■ Exercise:
Copy all of the material word for word, except for the pictures.

----------

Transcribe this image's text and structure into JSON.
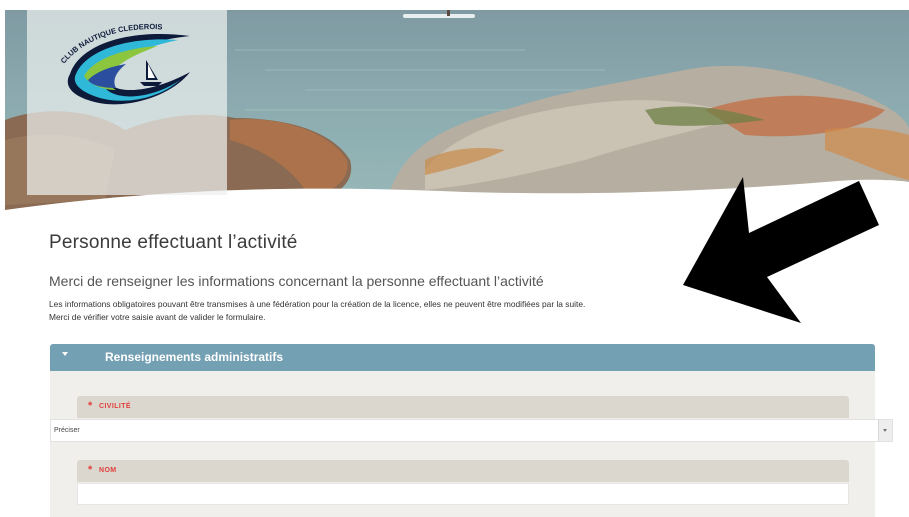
{
  "logo": {
    "text": "CLUB NAUTIQUE CLEDEROIS",
    "colors": {
      "blue": "#2b4f9e",
      "cyan": "#2fb8d8",
      "green": "#8cc63f",
      "outline": "#0d1a3a"
    }
  },
  "page": {
    "title": "Personne effectuant l’activité",
    "subtitle": "Merci de renseigner les informations concernant la personne effectuant l’activité",
    "info_line1": "Les informations obligatoires pouvant être transmises à une fédération pour la création de la licence, elles ne peuvent être modifiées par la suite.",
    "info_line2": "Merci de vérifier votre saisie avant de valider le formulaire."
  },
  "section": {
    "title": "Renseignements administratifs",
    "header_color": "#74a0b3",
    "fields": {
      "civilite": {
        "label": "CIVILITÉ",
        "required_mark": "*",
        "value": "Préciser"
      },
      "nom": {
        "label": "NOM",
        "required_mark": "*",
        "value": ""
      }
    }
  },
  "colors": {
    "required": "#e0403c",
    "label_bar": "#dcd7ce",
    "section_bg": "#f1efeb"
  },
  "annotation": {
    "icon": "arrow-icon",
    "color": "#000000"
  }
}
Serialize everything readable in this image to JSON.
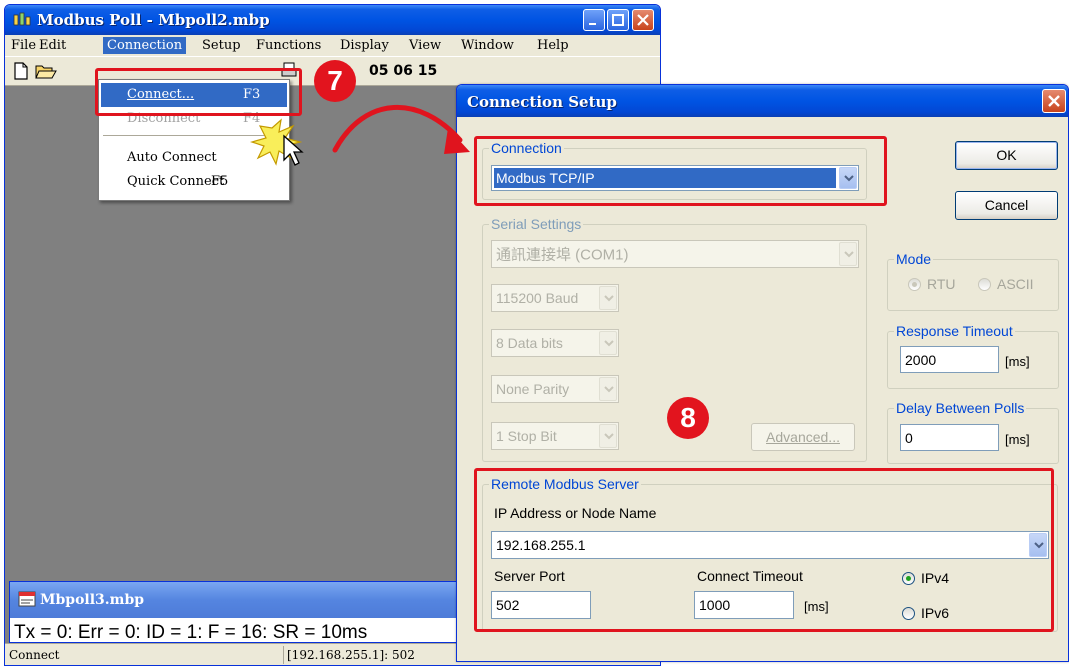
{
  "main_window": {
    "title": "Modbus Poll - Mbpoll2.mbp",
    "menu": [
      "File",
      "Edit",
      "Connection",
      "Setup",
      "Functions",
      "Display",
      "View",
      "Window",
      "Help"
    ],
    "toolbar_codes": "05 06 15"
  },
  "connection_menu": {
    "items": [
      {
        "label": "Connect...",
        "accel": "F3"
      },
      {
        "label": "Disconnect",
        "accel": "F4"
      },
      {
        "label": "Auto Connect",
        "accel": ""
      },
      {
        "label": "Quick Connect",
        "accel": "F5"
      }
    ]
  },
  "child_window": {
    "title": "Mbpoll3.mbp",
    "status_line": "Tx = 0: Err = 0: ID = 1: F = 16: SR = 10ms"
  },
  "status_bar": {
    "left": "Connect",
    "right": "[192.168.255.1]: 502"
  },
  "dialog": {
    "title": "Connection Setup",
    "connection_group": "Connection",
    "connection_value": "Modbus TCP/IP",
    "ok": "OK",
    "cancel": "Cancel",
    "serial_group": "Serial Settings",
    "port": "通訊連接埠 (COM1)",
    "baud": "115200 Baud",
    "data_bits": "8 Data bits",
    "parity": "None Parity",
    "stop_bit": "1 Stop Bit",
    "advanced": "Advanced...",
    "mode_group": "Mode",
    "mode_rtu": "RTU",
    "mode_ascii": "ASCII",
    "response_group": "Response Timeout",
    "response_value": "2000",
    "response_unit": "[ms]",
    "delay_group": "Delay Between Polls",
    "delay_value": "0",
    "delay_unit": "[ms]",
    "remote_group": "Remote Modbus Server",
    "ip_label": "IP Address or Node Name",
    "ip_value": "192.168.255.1",
    "port_label": "Server Port",
    "port_value": "502",
    "timeout_label": "Connect Timeout",
    "timeout_value": "1000",
    "timeout_unit": "[ms]",
    "ipv4": "IPv4",
    "ipv6": "IPv6"
  },
  "annotations": {
    "step7": "7",
    "step8": "8"
  },
  "colors": {
    "highlight_red": "#e0141e",
    "xp_blue": "#0054e3",
    "selection_blue": "#316ac5"
  }
}
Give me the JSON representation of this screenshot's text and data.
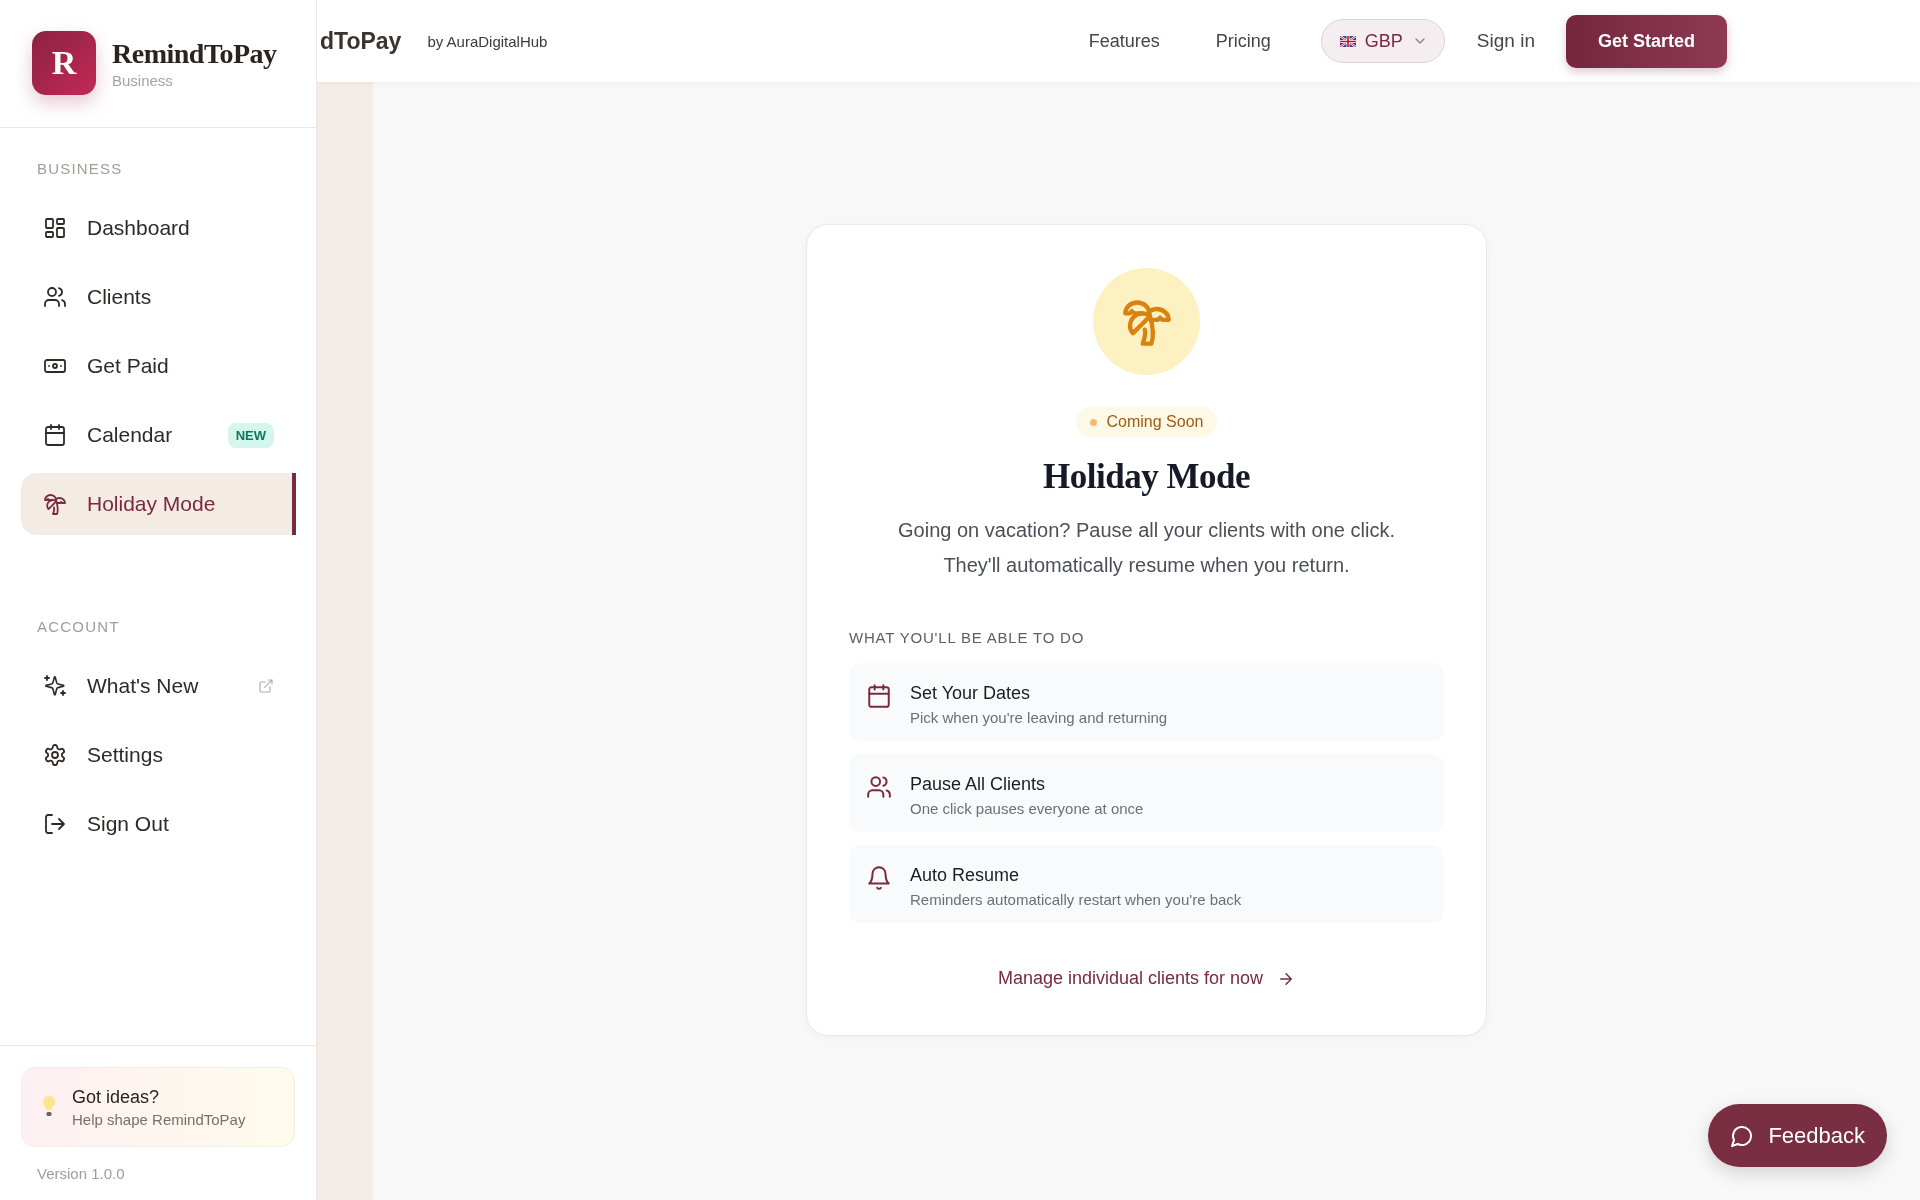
{
  "brand": {
    "logo_letter": "R",
    "name": "RemindToPay",
    "subtitle": "Business"
  },
  "sidebar": {
    "sections": [
      {
        "title": "BUSINESS",
        "items": [
          {
            "label": "Dashboard",
            "selected": false
          },
          {
            "label": "Clients",
            "selected": false
          },
          {
            "label": "Get Paid",
            "selected": false
          },
          {
            "label": "Calendar",
            "selected": false,
            "badge": "NEW"
          },
          {
            "label": "Holiday Mode",
            "selected": true
          }
        ]
      },
      {
        "title": "ACCOUNT",
        "items": [
          {
            "label": "What's New",
            "selected": false,
            "external": true
          },
          {
            "label": "Settings",
            "selected": false
          },
          {
            "label": "Sign Out",
            "selected": false
          }
        ]
      }
    ],
    "ideas": {
      "title": "Got ideas?",
      "subtitle": "Help shape RemindToPay"
    },
    "version": "Version 1.0.0"
  },
  "header": {
    "brand_fragment": "dToPay",
    "byline": "by AuraDigitalHub",
    "nav": [
      "Features",
      "Pricing"
    ],
    "currency": "GBP",
    "sign_in": "Sign in",
    "cta": "Get Started"
  },
  "card": {
    "badge": "Coming Soon",
    "title": "Holiday Mode",
    "description": "Going on vacation? Pause all your clients with one click. They'll automatically resume when you return.",
    "features_heading": "WHAT YOU'LL BE ABLE TO DO",
    "features": [
      {
        "title": "Set Your Dates",
        "subtitle": "Pick when you're leaving and returning"
      },
      {
        "title": "Pause All Clients",
        "subtitle": "One click pauses everyone at once"
      },
      {
        "title": "Auto Resume",
        "subtitle": "Reminders automatically restart when you're back"
      }
    ],
    "link": "Manage individual clients for now"
  },
  "feedback": {
    "label": "Feedback"
  }
}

----------

■ Reply:
Transcribe this image's text and structure into JSON.
{
  "logo": {
    "text": "CLUB NAUTIQUE CLEDEROIS",
    "colors": {
      "blue": "#2b4f9e",
      "cyan": "#2fb8d8",
      "green": "#8cc63f",
      "outline": "#0d1a3a"
    }
  },
  "page": {
    "title": "Personne effectuant l’activité",
    "subtitle": "Merci de renseigner les informations concernant la personne effectuant l’activité",
    "info_line1": "Les informations obligatoires pouvant être transmises à une fédération pour la création de la licence, elles ne peuvent être modifiées par la suite.",
    "info_line2": "Merci de vérifier votre saisie avant de valider le formulaire."
  },
  "section": {
    "title": "Renseignements administratifs",
    "header_color": "#74a0b3",
    "fields": {
      "civilite": {
        "label": "CIVILITÉ",
        "required_mark": "*",
        "value": "Préciser"
      },
      "nom": {
        "label": "NOM",
        "required_mark": "*",
        "value": ""
      }
    }
  },
  "colors": {
    "required": "#e0403c",
    "label_bar": "#dcd7ce",
    "section_bg": "#f1efeb"
  },
  "annotation": {
    "icon": "arrow-icon",
    "color": "#000000"
  }
}
Serialize everything readable in this image to JSON.
{
  "main_window": {
    "title": "Modbus Poll - Mbpoll2.mbp",
    "menu": [
      "File",
      "Edit",
      "Connection",
      "Setup",
      "Functions",
      "Display",
      "View",
      "Window",
      "Help"
    ],
    "toolbar_codes": "05 06 15"
  },
  "connection_menu": {
    "items": [
      {
        "label": "Connect...",
        "accel": "F3"
      },
      {
        "label": "Disconnect",
        "accel": "F4"
      },
      {
        "label": "Auto Connect",
        "accel": ""
      },
      {
        "label": "Quick Connect",
        "accel": "F5"
      }
    ]
  },
  "child_window": {
    "title": "Mbpoll3.mbp",
    "status_line": "Tx = 0: Err = 0: ID = 1: F = 16: SR = 10ms"
  },
  "status_bar": {
    "left": "Connect",
    "right": "[192.168.255.1]: 502"
  },
  "dialog": {
    "title": "Connection Setup",
    "connection_group": "Connection",
    "connection_value": "Modbus TCP/IP",
    "ok": "OK",
    "cancel": "Cancel",
    "serial_group": "Serial Settings",
    "port": "通訊連接埠 (COM1)",
    "baud": "115200 Baud",
    "data_bits": "8 Data bits",
    "parity": "None Parity",
    "stop_bit": "1 Stop Bit",
    "advanced": "Advanced...",
    "mode_group": "Mode",
    "mode_rtu": "RTU",
    "mode_ascii": "ASCII",
    "response_group": "Response Timeout",
    "response_value": "2000",
    "response_unit": "[ms]",
    "delay_group": "Delay Between Polls",
    "delay_value": "0",
    "delay_unit": "[ms]",
    "remote_group": "Remote Modbus Server",
    "ip_label": "IP Address or Node Name",
    "ip_value": "192.168.255.1",
    "port_label": "Server Port",
    "port_value": "502",
    "timeout_label": "Connect Timeout",
    "timeout_value": "1000",
    "timeout_unit": "[ms]",
    "ipv4": "IPv4",
    "ipv6": "IPv6"
  },
  "annotations": {
    "step7": "7",
    "step8": "8"
  },
  "colors": {
    "highlight_red": "#e0141e",
    "xp_blue": "#0054e3",
    "selection_blue": "#316ac5"
  }
}
Give me the JSON representation of this screenshot's text and data.
{
  "brand": {
    "logo_letter": "R",
    "name": "RemindToPay",
    "subtitle": "Business"
  },
  "sidebar": {
    "sections": [
      {
        "title": "BUSINESS",
        "items": [
          {
            "label": "Dashboard",
            "selected": false
          },
          {
            "label": "Clients",
            "selected": false
          },
          {
            "label": "Get Paid",
            "selected": false
          },
          {
            "label": "Calendar",
            "selected": false,
            "badge": "NEW"
          },
          {
            "label": "Holiday Mode",
            "selected": true
          }
        ]
      },
      {
        "title": "ACCOUNT",
        "items": [
          {
            "label": "What's New",
            "selected": false,
            "external": true
          },
          {
            "label": "Settings",
            "selected": false
          },
          {
            "label": "Sign Out",
            "selected": false
          }
        ]
      }
    ],
    "ideas": {
      "title": "Got ideas?",
      "subtitle": "Help shape RemindToPay"
    },
    "version": "Version 1.0.0"
  },
  "header": {
    "brand_fragment": "dToPay",
    "byline": "by AuraDigitalHub",
    "nav": [
      "Features",
      "Pricing"
    ],
    "currency": "GBP",
    "sign_in": "Sign in",
    "cta": "Get Started"
  },
  "card": {
    "badge": "Coming Soon",
    "title": "Holiday Mode",
    "description": "Going on vacation? Pause all your clients with one click. They'll automatically resume when you return.",
    "features_heading": "WHAT YOU'LL BE ABLE TO DO",
    "features": [
      {
        "title": "Set Your Dates",
        "subtitle": "Pick when you're leaving and returning"
      },
      {
        "title": "Pause All Clients",
        "subtitle": "One click pauses everyone at once"
      },
      {
        "title": "Auto Resume",
        "subtitle": "Reminders automatically restart when you're back"
      }
    ],
    "link": "Manage individual clients for now"
  },
  "feedback": {
    "label": "Feedback"
  }
}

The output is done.